Microsoft has published a roadmap for Windows Presentation Foundation (WPF), identifying three big modernization issues, but the extent of the company’s commitment to it is undermined by a comment that “We do not believe we will be able to deliver all 3 items.”
“WPF community, please help us vote for Modernization investments,” said WPF team Engineering Manager Pankaj Chaurasia, directing developers to this document. The WPF team has shortlisted three key features. One is Windows 11 theming, with support for features such as “snap layout, rounded corners for controls, and newer color schemes.” Another is nullability annotations, which control whether or not a reference type should ever be assigned a null value. This improves code quality by enabling many null reference errors to be caught by the compiler.
The third is native support for a folder browser dialog. It sounds odd; but WPF lacks a built-dialog with which users can select a directory. The issue was raised on GitHub in 2019, but the official advice remains to use an API from Windows Forms, an unsatisfactory solution. “I am utterly shocked as well (like many here) to realise such a fundamental method is not available for WPF,” said a developer 18 months ago, but it remains outstanding.
Voting is taking place here and at the time of writing Windows 11 theming is winning, with FolderBrowserDialog in second place and nullability annotations third. But why is the company struggling to find resources to fix all three? It does seem that only minimal resources are being directed at the project, confirming indications last December that it is a low priority. That said, the team stated that “we want to create a larger vision for WPF. We are not ready to do it just yet (the team is fairly new),” and suggested that a new “vision document” may be available in around 6 months.

*Data shown*:
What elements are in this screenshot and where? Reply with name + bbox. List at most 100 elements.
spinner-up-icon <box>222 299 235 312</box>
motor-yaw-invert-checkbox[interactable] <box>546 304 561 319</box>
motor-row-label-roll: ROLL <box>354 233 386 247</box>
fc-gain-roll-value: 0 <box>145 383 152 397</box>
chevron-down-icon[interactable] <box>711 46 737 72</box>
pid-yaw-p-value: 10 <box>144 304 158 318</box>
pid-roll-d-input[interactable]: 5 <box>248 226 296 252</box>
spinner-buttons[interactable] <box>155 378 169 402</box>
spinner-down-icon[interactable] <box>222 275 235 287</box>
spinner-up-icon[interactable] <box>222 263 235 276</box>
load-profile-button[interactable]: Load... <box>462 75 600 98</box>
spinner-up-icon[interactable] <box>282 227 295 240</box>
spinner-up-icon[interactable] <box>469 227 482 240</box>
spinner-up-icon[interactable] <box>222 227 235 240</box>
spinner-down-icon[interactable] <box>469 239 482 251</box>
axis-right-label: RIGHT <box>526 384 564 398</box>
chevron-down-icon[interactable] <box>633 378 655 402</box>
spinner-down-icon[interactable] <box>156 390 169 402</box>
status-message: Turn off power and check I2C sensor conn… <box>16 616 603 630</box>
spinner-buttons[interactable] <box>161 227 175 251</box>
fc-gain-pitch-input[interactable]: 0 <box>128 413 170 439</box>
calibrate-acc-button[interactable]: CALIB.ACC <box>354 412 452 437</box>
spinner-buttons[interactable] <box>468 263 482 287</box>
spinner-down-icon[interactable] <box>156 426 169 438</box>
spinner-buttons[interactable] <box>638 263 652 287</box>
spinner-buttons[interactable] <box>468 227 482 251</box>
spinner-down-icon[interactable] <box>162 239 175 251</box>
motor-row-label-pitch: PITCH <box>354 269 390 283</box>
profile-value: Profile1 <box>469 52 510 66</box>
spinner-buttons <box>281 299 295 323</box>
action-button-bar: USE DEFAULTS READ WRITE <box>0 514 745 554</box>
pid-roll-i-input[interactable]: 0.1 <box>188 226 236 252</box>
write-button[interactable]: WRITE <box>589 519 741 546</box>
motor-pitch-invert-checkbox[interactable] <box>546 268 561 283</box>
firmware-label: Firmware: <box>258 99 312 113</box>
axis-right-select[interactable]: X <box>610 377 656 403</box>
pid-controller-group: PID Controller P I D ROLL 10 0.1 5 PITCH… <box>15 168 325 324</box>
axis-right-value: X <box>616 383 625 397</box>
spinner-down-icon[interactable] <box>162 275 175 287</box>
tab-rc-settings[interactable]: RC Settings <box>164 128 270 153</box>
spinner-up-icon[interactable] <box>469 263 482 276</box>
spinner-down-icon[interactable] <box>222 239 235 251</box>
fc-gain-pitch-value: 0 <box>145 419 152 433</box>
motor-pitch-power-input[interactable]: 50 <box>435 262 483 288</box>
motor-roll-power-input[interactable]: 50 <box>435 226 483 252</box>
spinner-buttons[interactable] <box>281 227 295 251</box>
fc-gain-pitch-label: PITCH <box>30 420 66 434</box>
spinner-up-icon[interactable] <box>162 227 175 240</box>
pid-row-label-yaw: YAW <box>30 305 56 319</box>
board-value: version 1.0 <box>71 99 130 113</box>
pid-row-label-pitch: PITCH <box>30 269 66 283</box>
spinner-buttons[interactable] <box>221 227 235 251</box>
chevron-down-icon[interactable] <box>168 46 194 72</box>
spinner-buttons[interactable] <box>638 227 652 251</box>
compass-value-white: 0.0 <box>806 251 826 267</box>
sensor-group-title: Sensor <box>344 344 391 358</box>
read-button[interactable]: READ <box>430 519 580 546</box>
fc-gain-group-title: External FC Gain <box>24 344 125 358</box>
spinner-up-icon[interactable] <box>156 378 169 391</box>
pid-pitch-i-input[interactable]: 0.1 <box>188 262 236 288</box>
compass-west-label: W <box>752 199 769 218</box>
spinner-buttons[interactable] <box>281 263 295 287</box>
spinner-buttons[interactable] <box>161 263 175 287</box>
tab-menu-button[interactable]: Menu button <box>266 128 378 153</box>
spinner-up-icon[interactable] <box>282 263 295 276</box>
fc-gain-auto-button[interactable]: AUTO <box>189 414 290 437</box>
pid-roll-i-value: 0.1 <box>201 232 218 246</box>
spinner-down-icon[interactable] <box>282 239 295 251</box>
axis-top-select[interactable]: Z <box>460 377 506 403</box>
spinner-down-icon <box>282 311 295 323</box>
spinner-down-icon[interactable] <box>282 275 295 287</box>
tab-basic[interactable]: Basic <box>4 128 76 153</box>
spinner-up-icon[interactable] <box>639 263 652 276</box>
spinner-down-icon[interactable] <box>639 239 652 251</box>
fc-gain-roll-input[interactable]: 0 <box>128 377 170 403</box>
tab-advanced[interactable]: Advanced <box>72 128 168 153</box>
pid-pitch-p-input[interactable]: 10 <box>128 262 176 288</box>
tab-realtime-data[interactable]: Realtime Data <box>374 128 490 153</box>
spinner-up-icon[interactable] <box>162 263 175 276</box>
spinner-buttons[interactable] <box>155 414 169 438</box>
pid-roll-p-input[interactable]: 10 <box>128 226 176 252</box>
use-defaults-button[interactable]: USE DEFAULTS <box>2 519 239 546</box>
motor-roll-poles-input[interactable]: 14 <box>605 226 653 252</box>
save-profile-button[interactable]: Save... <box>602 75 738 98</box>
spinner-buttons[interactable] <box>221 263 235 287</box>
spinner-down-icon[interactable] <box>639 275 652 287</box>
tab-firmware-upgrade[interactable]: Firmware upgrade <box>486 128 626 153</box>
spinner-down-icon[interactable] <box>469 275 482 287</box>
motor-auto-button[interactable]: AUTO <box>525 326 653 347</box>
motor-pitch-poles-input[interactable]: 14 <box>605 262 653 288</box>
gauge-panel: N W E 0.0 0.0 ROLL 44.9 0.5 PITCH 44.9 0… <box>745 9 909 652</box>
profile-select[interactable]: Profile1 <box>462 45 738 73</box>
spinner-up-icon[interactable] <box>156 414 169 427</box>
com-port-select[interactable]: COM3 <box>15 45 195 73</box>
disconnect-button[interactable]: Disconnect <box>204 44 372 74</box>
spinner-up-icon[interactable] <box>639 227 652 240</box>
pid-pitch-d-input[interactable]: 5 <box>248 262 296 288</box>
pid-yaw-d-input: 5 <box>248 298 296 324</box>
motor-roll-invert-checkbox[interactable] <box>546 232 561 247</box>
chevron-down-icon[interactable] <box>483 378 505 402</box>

*Exercise instructions*:
1/ According to the WPF roadmap article, how do nullability annotations improve code quality? Answer in one to three sentences.
2/ Carry on the WPF roadmap article from the point where it stops.

*Answers to the exercise*:
1/ Nullability annotations control whether a reference type should ever be assigned a null value. This lets the compiler catch many null reference errors, which improves code quality.

2/
WPF is one of two older desktop application frameworks based on .NET, the other being Windows Forms. WPF was introduced as one of the “three pillars of Longhorn” back in 2006, with WPF known by the codename Avalon. It was intended to bring DirectX accelerated graphics and sane scaling to custom Windows applications. WPF failed to persuade all developers to move away from the easier Windows Forms framework, but did find significant favour and remains in use by many business applications; it is also used by Microsoft in Visual Studio. Strategically though it was pushed aside for Windows 8; and the official direction now is WinUI 3, which unfortunately lacks any sort of compatibility with WPF.
The low level of investment in WPF, and the fact that even the .NET Core variant of the framework is Windows only, has caused many developers to look elsewhere. The leading candidate, for those wishing to stick with the spirit of WPF, is the open source AvaloniaUI, which is one of the most active projects overseen by the .NET Foundation. A related option, for businesses needing maximum compatibility with WPF, is Avalonia XPF, unveiled last week.